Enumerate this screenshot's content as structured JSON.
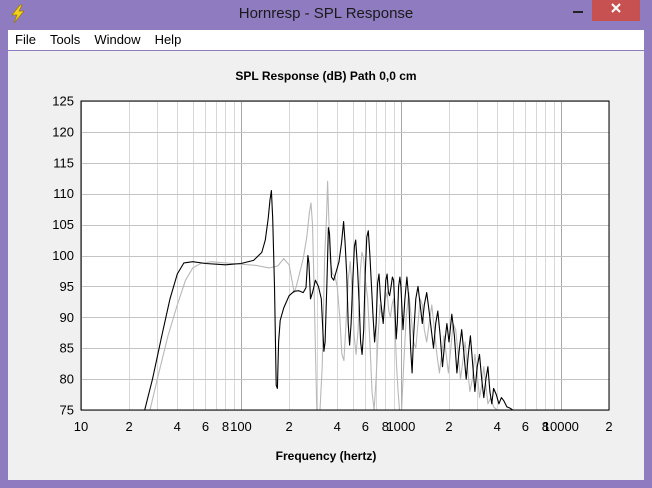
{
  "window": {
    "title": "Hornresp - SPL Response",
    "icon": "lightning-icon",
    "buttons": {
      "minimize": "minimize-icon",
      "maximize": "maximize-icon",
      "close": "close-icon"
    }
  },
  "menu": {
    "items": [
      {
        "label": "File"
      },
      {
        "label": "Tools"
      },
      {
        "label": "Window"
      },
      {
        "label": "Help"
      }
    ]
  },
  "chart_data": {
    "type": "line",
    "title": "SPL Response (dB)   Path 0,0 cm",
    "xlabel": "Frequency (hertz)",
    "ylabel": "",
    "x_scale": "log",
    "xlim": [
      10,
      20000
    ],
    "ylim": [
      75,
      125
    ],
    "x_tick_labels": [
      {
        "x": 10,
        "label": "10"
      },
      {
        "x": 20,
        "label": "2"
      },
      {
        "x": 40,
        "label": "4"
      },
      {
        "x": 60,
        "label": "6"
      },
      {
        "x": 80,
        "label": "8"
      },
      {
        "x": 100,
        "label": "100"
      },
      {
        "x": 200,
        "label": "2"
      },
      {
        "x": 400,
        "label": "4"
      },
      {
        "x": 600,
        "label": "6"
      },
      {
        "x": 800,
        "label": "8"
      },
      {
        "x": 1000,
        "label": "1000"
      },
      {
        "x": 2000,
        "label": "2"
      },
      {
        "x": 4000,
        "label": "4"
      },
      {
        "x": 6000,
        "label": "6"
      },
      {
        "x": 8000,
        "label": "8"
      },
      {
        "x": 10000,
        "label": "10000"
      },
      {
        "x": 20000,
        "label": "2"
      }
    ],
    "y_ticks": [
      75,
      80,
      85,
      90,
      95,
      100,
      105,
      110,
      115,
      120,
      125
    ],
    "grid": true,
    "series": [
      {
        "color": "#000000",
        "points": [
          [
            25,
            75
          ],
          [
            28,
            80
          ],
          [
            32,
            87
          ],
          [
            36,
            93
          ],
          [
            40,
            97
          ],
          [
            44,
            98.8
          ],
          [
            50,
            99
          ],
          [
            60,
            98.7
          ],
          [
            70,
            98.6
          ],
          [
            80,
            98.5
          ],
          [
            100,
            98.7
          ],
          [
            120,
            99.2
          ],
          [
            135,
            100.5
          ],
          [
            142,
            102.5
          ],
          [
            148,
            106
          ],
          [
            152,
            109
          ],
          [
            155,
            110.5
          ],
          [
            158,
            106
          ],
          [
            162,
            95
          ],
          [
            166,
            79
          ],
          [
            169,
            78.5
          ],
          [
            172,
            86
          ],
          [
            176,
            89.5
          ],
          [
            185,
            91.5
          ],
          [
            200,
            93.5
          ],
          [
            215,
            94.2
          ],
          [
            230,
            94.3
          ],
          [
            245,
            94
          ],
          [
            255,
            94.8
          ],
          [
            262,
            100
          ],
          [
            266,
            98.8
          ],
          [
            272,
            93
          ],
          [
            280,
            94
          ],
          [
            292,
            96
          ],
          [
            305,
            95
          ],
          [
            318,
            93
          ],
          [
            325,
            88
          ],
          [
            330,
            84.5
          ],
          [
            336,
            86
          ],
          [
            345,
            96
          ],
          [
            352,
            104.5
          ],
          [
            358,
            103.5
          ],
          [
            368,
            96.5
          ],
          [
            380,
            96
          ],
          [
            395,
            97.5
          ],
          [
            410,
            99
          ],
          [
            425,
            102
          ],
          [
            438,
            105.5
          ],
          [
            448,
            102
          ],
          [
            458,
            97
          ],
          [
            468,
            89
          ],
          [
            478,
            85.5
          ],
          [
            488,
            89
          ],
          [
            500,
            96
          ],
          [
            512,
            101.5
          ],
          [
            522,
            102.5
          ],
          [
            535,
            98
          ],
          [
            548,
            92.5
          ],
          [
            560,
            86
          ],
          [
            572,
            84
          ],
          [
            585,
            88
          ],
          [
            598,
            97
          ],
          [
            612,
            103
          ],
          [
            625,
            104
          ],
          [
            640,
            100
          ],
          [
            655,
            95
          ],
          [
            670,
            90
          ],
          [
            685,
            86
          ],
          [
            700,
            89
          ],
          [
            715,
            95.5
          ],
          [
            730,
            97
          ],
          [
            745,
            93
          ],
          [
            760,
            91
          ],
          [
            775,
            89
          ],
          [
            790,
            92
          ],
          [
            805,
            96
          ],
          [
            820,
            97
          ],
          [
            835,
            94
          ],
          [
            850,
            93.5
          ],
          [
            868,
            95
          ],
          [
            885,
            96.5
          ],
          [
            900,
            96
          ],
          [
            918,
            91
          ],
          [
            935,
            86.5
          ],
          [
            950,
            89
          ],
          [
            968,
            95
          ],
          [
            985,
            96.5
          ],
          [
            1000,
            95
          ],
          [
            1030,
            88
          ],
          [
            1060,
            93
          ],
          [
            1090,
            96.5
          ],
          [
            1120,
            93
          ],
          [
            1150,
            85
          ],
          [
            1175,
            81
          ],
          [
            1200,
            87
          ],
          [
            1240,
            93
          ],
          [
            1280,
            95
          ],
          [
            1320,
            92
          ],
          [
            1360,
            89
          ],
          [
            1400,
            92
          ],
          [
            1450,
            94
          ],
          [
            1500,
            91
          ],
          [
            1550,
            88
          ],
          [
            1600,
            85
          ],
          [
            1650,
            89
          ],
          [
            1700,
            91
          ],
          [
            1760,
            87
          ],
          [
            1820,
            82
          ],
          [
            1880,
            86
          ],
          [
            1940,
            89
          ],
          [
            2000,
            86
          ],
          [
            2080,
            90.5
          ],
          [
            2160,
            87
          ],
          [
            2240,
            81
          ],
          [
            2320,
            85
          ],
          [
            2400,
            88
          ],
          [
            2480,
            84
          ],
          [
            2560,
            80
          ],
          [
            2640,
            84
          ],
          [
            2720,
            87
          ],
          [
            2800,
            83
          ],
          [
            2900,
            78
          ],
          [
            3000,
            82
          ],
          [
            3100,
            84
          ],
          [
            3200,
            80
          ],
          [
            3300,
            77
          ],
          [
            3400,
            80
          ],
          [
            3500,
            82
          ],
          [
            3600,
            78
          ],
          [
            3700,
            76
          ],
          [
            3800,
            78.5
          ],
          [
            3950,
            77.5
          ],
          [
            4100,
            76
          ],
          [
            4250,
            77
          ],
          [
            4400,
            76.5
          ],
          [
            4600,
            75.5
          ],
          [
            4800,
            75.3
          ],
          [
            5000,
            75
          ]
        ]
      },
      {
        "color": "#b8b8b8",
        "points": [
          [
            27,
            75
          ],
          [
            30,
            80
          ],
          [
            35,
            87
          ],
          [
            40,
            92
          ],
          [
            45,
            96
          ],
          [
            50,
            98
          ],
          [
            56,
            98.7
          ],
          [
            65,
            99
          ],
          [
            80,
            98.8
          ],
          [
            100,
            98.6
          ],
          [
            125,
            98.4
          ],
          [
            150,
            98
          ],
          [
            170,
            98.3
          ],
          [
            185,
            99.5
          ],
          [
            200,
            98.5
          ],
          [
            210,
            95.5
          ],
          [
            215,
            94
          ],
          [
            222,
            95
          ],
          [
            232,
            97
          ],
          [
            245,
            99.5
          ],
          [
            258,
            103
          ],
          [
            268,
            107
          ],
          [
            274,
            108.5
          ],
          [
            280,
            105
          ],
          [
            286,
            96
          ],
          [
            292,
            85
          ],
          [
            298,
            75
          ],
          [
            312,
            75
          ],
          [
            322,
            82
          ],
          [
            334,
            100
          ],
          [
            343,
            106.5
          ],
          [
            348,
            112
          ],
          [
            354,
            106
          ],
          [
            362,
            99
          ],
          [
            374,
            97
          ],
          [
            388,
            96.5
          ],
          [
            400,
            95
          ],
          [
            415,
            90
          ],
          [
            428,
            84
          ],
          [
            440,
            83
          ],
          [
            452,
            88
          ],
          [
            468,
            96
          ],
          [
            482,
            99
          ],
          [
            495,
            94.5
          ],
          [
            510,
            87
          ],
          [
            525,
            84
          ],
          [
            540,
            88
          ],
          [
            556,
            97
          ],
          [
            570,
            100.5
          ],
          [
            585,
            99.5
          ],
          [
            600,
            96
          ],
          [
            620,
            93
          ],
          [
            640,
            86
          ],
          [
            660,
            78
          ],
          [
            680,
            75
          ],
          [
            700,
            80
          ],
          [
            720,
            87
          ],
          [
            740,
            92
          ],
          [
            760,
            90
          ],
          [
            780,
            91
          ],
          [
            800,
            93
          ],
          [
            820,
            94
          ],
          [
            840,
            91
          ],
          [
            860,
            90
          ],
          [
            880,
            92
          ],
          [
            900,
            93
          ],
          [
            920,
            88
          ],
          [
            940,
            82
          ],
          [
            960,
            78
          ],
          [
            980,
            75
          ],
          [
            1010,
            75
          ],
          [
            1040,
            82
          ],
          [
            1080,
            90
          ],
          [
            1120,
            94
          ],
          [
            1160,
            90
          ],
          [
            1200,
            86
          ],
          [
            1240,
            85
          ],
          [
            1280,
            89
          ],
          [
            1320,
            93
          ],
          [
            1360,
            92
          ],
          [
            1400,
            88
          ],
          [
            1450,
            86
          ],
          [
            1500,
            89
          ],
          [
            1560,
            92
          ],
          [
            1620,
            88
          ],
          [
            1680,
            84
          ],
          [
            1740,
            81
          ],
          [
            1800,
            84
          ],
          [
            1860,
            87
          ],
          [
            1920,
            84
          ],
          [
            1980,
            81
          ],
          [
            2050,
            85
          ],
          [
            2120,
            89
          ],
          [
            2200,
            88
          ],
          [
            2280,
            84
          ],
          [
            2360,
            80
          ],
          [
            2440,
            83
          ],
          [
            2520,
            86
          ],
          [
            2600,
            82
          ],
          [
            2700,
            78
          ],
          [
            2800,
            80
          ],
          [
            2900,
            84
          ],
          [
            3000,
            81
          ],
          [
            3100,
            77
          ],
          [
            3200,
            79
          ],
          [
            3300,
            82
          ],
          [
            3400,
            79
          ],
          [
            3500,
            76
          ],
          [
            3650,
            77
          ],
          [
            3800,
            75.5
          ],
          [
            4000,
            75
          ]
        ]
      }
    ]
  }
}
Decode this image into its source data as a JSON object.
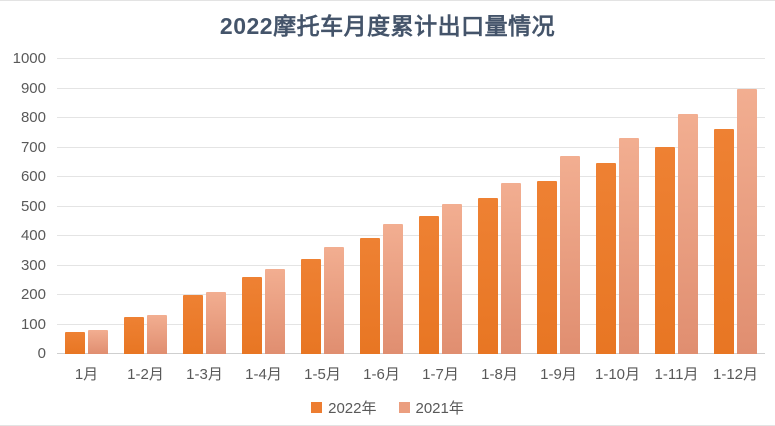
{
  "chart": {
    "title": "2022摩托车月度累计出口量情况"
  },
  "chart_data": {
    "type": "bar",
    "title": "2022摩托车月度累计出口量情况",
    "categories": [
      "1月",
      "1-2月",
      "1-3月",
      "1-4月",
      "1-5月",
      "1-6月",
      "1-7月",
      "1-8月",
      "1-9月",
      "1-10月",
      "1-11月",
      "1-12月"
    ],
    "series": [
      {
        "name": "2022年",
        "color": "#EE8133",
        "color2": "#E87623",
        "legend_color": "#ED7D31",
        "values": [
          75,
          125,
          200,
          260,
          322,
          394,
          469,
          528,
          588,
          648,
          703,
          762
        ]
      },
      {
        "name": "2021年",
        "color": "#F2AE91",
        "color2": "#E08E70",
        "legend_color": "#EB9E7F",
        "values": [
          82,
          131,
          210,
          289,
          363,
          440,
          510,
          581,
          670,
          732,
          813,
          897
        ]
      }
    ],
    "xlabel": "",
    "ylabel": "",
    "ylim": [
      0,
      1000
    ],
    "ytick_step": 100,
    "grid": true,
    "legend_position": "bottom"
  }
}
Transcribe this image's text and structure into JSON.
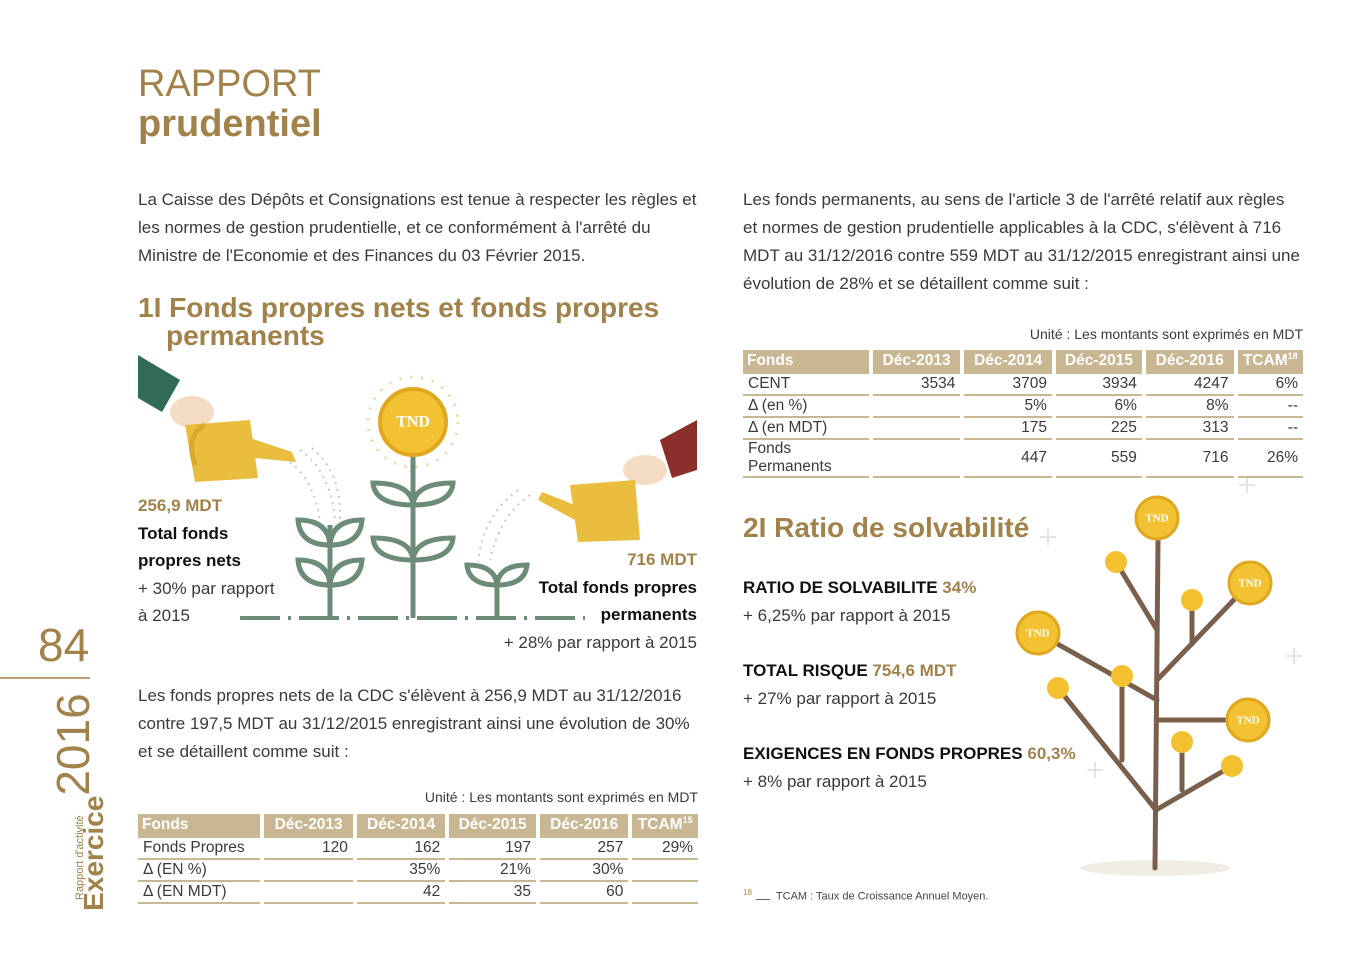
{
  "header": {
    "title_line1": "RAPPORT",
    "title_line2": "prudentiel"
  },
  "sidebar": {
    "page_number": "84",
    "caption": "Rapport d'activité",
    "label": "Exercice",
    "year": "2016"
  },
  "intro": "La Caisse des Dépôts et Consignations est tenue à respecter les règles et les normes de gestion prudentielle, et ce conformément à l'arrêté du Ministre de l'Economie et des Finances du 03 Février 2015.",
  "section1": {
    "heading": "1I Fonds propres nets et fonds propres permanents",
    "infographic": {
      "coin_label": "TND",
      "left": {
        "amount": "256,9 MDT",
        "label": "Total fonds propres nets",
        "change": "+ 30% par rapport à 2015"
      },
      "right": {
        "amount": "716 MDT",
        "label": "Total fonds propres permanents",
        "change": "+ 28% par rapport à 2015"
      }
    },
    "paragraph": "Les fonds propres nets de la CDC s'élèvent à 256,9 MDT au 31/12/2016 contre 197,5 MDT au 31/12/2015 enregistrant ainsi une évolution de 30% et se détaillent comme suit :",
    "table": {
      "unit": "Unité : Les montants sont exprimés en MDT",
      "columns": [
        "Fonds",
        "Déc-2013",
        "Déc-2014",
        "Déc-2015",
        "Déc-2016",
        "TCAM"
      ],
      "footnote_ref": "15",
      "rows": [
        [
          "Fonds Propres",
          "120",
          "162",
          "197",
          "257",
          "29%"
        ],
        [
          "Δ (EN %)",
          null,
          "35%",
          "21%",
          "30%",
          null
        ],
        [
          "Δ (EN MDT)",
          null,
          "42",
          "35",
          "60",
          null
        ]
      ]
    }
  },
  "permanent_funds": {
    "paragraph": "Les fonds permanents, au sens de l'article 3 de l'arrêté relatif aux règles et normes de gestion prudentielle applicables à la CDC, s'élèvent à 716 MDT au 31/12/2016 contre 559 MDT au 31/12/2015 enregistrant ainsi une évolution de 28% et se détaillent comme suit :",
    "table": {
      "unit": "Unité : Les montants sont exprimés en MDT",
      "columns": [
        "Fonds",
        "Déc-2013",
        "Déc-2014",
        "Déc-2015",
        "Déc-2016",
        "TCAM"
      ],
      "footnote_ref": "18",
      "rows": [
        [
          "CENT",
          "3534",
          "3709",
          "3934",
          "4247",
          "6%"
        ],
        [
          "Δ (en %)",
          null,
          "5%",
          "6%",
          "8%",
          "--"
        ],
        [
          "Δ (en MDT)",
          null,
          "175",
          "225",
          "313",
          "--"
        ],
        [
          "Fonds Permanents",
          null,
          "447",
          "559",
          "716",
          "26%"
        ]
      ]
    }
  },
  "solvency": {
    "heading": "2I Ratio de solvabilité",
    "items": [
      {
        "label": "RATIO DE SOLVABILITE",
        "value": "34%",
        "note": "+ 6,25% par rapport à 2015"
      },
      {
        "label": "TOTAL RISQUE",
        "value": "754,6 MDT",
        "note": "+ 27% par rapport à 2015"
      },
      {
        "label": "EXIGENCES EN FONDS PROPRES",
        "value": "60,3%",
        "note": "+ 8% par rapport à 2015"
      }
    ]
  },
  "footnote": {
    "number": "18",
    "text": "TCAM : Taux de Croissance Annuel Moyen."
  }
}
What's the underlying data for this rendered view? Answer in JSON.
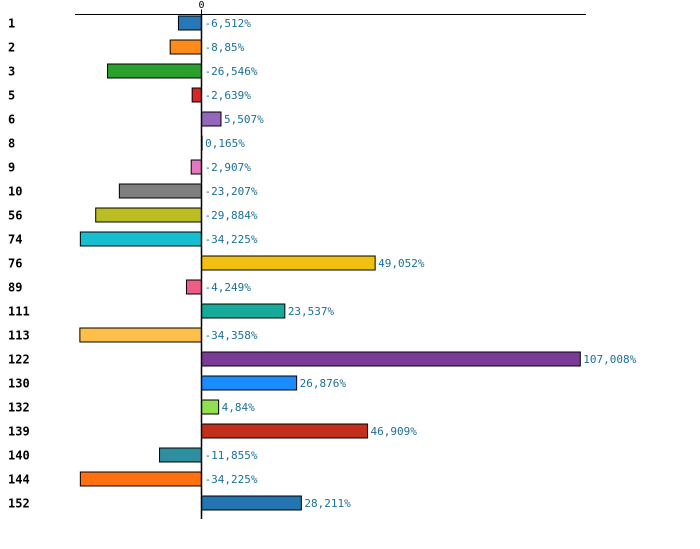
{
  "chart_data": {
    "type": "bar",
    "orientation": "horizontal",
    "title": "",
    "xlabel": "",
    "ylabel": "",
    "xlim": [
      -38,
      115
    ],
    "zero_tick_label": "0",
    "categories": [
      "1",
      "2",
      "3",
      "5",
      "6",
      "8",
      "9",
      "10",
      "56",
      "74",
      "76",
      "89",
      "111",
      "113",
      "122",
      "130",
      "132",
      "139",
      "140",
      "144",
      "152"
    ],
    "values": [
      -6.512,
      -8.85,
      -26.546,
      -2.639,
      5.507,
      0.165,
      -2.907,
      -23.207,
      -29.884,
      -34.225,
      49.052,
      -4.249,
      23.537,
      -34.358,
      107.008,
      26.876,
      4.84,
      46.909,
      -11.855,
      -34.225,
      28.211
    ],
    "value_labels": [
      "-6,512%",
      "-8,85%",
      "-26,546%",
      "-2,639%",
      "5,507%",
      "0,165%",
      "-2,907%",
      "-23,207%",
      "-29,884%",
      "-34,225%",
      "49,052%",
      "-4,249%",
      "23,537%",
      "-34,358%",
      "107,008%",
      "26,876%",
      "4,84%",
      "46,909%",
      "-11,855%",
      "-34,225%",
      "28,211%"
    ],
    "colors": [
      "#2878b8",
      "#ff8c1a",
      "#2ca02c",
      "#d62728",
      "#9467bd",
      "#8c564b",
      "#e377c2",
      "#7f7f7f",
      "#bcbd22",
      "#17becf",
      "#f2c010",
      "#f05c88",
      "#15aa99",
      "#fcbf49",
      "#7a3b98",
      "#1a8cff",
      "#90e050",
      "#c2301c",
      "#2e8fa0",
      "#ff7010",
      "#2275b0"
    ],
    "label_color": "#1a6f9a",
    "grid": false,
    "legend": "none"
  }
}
§ §
* **Task details**: Copy each line from the records above that includes the string "normes".

* **Exercise result**:
  "intro": "La Caisse des Dépôts et Consignations est tenue à respecter les règles et les normes de gestion prudentielle, et ce conformément à l'arrêté du Ministre de l'Economie et des Finances du 03 Février 2015.",
    "paragraph": "Les fonds permanents, au sens de l'article 3 de l'arrêté relatif aux règles et normes de gestion prudentielle applicables à la CDC, s'élèvent à 716 MDT au 31/12/2016 contre 559 MDT au 31/12/2015 enregistrant ainsi une évolution de 28% et se détaillent comme suit :",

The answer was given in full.